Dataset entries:
(begin)

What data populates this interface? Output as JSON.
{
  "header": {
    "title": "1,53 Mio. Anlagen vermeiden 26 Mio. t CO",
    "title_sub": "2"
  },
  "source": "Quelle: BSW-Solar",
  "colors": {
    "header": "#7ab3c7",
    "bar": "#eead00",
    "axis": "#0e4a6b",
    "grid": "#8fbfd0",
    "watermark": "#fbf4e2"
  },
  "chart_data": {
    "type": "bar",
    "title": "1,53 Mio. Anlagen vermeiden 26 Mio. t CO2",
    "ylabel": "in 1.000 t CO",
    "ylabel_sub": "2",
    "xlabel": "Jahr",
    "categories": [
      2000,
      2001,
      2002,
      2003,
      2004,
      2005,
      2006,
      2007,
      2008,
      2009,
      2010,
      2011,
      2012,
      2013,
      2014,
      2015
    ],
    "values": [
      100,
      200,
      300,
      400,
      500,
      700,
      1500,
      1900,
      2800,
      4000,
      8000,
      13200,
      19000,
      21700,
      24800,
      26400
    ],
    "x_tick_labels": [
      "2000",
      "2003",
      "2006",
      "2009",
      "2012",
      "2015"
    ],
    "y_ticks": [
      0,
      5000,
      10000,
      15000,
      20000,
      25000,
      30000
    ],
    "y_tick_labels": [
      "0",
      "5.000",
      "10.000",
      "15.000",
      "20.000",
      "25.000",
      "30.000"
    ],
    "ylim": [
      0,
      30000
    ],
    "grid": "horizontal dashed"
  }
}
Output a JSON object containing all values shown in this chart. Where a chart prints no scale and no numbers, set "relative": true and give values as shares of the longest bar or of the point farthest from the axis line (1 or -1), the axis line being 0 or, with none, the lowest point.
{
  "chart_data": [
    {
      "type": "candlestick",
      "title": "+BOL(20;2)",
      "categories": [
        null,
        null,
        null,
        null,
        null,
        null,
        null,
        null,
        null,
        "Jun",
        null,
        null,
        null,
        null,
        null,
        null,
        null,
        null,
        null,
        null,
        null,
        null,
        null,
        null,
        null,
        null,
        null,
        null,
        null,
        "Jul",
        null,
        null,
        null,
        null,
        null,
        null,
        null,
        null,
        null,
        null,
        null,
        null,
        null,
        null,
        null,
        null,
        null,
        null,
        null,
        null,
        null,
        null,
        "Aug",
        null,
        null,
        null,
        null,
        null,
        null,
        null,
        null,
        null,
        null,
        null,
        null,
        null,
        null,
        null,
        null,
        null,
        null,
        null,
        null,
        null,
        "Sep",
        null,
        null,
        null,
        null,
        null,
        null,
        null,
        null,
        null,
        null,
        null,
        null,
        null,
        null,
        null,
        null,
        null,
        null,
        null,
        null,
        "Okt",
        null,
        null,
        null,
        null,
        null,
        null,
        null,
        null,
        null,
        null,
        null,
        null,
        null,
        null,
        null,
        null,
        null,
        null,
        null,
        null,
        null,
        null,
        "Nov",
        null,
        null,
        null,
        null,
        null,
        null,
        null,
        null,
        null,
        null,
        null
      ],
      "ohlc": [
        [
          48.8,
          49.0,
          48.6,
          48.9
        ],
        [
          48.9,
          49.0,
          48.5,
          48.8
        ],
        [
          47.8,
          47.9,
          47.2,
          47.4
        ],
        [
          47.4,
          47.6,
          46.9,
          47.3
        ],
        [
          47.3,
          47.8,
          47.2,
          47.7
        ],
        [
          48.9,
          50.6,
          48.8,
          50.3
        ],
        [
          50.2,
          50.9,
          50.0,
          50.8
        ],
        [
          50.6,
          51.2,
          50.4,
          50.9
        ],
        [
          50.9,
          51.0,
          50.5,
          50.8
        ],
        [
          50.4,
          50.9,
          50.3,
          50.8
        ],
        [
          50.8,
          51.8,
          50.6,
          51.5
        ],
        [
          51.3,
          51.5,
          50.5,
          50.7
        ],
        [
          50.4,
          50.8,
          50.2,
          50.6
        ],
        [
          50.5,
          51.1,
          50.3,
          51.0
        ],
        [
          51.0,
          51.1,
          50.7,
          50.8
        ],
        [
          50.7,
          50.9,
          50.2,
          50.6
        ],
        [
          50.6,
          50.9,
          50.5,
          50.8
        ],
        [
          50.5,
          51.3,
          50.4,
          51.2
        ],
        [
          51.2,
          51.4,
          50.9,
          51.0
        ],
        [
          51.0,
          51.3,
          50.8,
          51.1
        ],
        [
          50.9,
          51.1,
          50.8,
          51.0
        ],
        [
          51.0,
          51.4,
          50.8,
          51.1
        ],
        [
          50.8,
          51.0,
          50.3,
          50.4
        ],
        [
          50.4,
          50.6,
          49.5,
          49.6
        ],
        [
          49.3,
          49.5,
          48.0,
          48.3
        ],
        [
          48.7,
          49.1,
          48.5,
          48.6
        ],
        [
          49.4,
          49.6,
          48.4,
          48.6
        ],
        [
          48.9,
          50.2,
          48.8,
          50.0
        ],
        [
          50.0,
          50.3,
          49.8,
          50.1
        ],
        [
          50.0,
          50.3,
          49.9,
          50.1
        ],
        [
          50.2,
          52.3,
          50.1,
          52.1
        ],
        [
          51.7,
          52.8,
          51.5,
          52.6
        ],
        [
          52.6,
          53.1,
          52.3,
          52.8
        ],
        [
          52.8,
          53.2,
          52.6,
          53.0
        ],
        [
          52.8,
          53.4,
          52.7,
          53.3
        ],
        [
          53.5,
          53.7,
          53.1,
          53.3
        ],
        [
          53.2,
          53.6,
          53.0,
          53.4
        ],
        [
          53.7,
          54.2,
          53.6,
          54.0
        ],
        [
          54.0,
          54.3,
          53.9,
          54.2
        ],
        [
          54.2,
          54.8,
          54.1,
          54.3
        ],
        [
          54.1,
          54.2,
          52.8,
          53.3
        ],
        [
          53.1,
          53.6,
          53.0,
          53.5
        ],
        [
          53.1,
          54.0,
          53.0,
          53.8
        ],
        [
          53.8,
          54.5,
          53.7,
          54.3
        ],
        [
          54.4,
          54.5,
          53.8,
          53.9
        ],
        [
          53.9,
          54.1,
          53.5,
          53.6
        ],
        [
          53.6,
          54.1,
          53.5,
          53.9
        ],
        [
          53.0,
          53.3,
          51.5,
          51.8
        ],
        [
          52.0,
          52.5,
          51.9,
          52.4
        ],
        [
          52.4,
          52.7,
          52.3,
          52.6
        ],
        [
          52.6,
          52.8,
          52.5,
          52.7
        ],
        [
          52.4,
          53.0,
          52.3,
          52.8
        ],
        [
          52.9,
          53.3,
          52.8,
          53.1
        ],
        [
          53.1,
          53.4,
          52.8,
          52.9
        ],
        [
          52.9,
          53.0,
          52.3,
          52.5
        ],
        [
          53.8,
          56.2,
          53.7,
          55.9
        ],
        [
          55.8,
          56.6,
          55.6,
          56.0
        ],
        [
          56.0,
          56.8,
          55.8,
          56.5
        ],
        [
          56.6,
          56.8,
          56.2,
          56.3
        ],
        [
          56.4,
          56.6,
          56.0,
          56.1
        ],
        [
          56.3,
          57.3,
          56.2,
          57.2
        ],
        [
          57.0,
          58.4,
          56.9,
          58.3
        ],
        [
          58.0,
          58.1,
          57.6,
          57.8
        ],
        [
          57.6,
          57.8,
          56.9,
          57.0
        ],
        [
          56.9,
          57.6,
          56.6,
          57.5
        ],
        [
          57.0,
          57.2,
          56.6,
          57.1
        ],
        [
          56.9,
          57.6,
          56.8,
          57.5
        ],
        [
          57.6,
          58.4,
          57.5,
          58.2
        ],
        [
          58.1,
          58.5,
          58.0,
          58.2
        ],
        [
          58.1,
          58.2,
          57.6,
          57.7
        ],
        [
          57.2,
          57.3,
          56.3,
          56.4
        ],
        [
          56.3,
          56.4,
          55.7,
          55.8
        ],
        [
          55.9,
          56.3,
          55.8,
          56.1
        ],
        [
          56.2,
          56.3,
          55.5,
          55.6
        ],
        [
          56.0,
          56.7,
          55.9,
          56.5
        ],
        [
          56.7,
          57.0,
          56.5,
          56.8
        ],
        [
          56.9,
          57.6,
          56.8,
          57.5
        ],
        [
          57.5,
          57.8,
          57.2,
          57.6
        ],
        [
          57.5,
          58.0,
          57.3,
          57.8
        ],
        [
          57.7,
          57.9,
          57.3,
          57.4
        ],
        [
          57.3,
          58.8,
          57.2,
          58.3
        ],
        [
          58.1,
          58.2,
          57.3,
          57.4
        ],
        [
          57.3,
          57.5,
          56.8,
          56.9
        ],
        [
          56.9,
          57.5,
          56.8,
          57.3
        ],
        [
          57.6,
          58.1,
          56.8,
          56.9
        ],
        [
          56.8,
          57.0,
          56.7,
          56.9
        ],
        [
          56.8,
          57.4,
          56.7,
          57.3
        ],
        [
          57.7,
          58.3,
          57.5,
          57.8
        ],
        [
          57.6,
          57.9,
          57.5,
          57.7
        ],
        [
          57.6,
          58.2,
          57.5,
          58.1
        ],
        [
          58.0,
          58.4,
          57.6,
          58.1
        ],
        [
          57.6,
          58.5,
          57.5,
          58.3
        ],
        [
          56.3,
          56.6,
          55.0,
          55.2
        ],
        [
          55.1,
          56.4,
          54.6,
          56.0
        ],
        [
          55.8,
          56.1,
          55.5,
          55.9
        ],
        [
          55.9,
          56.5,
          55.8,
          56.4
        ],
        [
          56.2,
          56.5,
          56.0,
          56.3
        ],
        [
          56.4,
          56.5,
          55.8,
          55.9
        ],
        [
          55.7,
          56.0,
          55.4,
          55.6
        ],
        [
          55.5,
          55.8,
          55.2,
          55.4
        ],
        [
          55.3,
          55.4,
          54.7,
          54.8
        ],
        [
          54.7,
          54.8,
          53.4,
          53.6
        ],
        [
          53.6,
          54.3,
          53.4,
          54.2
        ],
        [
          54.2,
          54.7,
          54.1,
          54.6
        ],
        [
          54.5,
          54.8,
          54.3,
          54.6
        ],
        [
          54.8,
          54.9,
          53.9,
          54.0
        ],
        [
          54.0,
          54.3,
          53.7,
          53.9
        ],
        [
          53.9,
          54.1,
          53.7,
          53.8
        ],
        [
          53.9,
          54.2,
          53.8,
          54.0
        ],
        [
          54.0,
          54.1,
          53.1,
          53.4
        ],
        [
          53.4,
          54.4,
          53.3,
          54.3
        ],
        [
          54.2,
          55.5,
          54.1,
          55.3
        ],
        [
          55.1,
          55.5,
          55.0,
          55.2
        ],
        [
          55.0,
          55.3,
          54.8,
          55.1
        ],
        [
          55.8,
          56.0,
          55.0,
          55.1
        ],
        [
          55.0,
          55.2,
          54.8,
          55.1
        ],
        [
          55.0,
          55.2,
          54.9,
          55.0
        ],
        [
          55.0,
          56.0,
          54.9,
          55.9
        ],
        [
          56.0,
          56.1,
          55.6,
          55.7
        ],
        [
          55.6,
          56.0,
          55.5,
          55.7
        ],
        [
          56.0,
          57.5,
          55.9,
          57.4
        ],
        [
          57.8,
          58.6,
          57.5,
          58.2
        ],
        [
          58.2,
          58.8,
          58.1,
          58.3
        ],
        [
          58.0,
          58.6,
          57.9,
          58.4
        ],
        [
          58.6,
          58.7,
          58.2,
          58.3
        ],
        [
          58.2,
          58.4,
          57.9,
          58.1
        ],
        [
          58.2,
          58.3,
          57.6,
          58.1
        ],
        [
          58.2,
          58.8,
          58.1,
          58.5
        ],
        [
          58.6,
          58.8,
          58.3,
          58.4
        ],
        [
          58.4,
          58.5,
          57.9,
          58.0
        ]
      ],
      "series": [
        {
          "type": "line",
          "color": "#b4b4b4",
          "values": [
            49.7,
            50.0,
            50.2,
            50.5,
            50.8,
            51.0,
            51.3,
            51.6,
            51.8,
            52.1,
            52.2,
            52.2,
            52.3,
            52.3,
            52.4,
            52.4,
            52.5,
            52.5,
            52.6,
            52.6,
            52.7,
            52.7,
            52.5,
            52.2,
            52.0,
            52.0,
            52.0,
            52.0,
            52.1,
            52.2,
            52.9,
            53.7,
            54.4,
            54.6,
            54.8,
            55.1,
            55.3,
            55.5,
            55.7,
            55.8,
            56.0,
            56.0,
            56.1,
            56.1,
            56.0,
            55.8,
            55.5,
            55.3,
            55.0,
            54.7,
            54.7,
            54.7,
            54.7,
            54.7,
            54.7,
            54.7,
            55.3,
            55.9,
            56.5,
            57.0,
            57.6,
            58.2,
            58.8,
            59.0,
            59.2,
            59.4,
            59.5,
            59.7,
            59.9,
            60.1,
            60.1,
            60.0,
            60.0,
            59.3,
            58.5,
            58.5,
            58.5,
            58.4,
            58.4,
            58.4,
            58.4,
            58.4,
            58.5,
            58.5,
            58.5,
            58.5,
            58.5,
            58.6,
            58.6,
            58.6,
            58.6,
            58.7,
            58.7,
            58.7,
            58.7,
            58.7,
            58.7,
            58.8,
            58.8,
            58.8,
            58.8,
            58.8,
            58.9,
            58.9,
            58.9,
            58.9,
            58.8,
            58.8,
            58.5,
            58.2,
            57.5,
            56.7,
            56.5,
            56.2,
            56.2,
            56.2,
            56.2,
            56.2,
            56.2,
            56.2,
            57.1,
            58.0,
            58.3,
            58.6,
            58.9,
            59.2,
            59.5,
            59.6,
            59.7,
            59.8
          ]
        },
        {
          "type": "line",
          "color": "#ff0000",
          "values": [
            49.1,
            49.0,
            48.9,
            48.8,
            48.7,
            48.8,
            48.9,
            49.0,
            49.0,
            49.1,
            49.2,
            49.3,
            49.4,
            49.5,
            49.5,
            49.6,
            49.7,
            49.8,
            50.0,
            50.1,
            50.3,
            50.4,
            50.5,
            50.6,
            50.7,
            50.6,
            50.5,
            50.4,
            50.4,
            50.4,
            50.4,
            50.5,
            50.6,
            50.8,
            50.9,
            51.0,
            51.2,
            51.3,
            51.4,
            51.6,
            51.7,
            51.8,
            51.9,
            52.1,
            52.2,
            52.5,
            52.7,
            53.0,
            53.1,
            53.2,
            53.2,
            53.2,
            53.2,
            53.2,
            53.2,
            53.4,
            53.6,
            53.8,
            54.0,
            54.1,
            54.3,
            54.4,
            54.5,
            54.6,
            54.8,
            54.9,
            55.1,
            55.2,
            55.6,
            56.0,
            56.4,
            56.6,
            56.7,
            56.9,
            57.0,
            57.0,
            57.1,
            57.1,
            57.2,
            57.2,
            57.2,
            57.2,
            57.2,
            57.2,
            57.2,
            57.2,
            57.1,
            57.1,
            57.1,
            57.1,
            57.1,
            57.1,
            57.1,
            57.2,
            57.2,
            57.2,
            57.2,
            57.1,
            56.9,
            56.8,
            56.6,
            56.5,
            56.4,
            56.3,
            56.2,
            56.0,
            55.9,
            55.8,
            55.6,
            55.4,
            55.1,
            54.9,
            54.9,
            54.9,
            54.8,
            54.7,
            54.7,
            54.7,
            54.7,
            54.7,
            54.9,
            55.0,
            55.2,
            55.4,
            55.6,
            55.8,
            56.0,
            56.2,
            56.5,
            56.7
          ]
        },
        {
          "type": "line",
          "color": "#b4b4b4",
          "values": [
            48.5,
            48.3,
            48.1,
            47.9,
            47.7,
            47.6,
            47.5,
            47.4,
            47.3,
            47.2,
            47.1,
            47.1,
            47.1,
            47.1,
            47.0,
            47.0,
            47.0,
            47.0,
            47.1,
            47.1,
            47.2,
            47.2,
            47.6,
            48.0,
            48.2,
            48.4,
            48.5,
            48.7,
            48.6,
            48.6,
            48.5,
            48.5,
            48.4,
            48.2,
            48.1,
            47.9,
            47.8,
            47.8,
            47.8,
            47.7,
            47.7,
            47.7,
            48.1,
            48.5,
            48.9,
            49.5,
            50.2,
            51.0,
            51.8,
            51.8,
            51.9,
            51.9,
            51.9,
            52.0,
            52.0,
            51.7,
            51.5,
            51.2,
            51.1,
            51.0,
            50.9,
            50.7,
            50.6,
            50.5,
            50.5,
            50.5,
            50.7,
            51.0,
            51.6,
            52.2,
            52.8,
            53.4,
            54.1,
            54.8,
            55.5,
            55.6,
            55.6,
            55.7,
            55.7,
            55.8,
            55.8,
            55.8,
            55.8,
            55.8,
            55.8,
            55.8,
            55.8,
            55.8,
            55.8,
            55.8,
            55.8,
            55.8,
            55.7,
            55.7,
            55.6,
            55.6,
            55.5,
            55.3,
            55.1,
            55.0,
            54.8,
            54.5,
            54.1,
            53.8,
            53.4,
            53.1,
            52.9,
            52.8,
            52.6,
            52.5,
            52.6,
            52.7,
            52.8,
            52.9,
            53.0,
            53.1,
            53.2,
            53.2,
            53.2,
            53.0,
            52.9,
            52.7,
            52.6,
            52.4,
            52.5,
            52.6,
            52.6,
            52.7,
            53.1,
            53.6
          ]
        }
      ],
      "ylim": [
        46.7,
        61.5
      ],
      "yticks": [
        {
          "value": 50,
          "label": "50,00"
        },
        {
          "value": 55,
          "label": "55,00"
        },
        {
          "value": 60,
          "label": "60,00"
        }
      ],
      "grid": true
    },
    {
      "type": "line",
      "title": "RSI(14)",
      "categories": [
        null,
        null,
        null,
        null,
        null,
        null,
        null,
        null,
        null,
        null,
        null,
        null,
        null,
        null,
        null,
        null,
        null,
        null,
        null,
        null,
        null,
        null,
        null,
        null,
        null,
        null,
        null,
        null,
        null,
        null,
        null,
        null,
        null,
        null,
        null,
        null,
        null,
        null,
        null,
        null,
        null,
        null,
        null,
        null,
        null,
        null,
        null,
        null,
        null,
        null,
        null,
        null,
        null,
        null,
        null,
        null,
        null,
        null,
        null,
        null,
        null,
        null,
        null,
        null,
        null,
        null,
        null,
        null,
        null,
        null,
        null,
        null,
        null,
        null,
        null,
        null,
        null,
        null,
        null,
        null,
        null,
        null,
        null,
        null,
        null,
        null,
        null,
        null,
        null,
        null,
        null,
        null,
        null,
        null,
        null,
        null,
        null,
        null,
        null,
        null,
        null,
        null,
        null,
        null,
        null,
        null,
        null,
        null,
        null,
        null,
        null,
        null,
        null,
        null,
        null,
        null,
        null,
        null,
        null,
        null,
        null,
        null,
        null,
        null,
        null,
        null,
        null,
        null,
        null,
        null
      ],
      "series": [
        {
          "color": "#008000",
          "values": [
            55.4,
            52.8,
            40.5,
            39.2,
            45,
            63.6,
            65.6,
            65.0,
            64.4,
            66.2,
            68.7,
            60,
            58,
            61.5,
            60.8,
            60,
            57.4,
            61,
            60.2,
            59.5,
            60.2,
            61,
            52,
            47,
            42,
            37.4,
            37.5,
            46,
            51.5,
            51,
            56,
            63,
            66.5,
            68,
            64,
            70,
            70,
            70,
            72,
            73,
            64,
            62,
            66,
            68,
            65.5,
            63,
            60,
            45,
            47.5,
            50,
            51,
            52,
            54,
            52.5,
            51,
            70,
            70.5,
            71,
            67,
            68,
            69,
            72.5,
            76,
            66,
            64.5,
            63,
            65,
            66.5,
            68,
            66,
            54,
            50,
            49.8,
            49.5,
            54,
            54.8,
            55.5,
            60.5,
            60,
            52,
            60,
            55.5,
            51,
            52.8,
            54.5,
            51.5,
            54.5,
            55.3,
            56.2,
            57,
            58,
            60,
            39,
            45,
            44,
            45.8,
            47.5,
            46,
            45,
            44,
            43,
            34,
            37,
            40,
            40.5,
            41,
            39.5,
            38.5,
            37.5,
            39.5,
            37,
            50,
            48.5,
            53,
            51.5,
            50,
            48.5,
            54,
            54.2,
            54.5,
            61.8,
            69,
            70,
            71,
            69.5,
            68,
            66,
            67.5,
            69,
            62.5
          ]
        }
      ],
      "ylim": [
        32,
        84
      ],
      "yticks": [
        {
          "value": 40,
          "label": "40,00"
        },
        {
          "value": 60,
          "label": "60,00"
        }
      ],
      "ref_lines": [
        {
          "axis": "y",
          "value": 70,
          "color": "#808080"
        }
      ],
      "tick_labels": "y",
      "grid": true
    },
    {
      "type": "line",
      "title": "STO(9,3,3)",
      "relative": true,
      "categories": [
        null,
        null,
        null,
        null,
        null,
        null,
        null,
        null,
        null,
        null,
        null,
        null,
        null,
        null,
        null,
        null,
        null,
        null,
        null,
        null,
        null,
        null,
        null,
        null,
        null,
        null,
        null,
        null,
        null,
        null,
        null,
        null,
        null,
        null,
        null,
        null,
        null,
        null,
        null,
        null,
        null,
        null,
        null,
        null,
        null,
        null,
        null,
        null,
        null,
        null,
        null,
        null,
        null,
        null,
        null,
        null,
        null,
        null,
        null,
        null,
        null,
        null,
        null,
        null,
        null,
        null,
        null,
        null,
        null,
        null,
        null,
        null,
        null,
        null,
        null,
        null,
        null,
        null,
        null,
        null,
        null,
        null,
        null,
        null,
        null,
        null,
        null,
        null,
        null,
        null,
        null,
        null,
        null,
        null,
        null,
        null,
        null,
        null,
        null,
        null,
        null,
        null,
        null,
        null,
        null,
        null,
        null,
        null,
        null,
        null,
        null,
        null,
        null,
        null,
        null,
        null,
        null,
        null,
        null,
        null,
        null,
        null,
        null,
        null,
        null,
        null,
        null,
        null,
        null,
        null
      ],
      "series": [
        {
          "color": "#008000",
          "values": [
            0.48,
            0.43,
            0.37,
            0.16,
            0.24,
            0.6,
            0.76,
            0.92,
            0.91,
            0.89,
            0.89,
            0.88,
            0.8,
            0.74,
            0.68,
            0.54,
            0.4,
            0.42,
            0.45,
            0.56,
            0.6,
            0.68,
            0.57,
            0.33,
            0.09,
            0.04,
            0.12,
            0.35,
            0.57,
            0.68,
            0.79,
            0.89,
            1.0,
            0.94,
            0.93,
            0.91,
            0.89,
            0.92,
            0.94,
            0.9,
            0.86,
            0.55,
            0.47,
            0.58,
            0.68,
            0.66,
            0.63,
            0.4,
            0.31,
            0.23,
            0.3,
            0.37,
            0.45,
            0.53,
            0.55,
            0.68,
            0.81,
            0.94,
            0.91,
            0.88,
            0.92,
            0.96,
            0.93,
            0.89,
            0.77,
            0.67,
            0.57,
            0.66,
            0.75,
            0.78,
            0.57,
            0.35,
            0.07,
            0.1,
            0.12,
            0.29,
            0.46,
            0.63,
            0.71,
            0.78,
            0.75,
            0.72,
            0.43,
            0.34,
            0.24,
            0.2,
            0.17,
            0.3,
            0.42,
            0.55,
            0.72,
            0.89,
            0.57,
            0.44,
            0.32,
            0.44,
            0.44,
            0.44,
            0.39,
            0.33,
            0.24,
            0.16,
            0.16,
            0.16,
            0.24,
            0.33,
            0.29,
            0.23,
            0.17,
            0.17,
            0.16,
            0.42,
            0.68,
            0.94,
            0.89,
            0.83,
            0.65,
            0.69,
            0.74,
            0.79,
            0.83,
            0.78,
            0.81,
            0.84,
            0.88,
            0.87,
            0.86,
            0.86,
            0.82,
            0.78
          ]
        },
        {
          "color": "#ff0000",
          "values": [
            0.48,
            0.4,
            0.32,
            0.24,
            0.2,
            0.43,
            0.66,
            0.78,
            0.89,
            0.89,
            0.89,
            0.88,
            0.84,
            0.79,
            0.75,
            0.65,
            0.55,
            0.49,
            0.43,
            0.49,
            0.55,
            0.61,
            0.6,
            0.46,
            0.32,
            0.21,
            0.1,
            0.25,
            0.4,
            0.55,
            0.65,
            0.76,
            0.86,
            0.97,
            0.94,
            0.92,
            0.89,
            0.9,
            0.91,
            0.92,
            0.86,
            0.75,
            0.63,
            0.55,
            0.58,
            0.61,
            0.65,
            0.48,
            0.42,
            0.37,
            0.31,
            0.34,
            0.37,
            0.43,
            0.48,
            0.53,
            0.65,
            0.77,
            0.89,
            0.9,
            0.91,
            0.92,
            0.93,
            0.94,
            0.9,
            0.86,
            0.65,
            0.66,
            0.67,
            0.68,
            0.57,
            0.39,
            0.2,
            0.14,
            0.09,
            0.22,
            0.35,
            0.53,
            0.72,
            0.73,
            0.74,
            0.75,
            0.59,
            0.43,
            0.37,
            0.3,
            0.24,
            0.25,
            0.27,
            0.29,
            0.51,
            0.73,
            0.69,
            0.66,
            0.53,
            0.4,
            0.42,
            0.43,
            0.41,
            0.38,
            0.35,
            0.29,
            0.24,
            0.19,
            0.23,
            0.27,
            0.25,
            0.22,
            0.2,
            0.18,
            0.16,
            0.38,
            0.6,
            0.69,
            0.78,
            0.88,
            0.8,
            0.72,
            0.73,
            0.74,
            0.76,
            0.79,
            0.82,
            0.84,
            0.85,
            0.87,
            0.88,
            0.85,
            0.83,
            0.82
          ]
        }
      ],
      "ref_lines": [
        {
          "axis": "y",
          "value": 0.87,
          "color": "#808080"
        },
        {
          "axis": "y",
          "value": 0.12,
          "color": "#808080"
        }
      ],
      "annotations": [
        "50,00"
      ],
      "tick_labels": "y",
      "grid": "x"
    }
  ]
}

(end)

## SET PROBLEM
Report all lines of the data that include the word "vermeiden".

## RESULT OF THIS EXERCISE
    "title": "1,53 Mio. Anlagen vermeiden 26 Mio. t CO",
    "title": "1,53 Mio. Anlagen vermeiden 26 Mio. t CO2",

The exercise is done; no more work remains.